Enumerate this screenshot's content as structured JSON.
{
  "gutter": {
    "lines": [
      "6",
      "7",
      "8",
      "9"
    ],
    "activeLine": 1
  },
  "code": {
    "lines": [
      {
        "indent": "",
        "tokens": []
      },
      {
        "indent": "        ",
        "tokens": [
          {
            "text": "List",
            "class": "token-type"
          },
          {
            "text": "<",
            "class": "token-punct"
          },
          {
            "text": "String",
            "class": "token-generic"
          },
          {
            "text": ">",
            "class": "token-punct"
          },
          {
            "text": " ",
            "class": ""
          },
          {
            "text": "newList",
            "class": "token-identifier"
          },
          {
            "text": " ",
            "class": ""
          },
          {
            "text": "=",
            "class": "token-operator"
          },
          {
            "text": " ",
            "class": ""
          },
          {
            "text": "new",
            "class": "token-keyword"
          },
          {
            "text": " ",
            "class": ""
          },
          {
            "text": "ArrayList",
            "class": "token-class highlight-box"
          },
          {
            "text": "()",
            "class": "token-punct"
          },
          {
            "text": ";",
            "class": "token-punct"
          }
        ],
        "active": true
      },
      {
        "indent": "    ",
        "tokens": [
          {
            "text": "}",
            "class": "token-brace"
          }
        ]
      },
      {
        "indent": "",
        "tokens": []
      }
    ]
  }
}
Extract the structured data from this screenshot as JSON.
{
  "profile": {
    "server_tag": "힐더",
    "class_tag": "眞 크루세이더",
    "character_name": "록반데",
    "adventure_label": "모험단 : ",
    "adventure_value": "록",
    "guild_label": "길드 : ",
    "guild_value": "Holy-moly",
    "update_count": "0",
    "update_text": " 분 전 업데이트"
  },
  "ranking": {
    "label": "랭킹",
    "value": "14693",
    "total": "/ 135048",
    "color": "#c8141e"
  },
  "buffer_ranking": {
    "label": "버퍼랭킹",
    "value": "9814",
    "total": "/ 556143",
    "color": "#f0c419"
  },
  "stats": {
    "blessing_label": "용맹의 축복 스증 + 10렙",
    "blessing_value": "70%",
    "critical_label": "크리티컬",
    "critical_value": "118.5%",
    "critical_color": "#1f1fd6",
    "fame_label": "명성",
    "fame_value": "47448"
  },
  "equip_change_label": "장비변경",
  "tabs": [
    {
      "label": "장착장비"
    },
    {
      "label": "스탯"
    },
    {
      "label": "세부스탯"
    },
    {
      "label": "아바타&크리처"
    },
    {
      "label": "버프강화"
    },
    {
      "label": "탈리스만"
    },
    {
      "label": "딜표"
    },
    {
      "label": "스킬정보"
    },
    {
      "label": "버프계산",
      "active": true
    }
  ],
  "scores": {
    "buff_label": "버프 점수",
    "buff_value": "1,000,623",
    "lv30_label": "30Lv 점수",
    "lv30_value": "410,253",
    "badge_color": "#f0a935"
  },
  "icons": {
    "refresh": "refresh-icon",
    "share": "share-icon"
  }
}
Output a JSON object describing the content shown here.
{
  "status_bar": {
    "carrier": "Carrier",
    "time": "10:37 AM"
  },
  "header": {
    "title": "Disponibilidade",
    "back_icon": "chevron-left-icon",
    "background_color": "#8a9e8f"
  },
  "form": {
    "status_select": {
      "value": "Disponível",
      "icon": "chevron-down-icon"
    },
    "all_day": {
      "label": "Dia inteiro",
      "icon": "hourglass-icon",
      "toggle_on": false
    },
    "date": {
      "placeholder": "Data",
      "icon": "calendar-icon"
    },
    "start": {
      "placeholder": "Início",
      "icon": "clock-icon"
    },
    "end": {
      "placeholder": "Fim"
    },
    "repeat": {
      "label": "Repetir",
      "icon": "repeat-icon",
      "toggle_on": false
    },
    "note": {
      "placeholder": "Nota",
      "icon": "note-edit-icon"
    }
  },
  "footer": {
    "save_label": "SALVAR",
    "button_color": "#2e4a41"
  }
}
____________________
Find all lines where the word "placeholder" appears. Copy them.

      "placeholder": "Data",
      "placeholder": "Início",
      "placeholder": "Fim"
      "placeholder": "Nota",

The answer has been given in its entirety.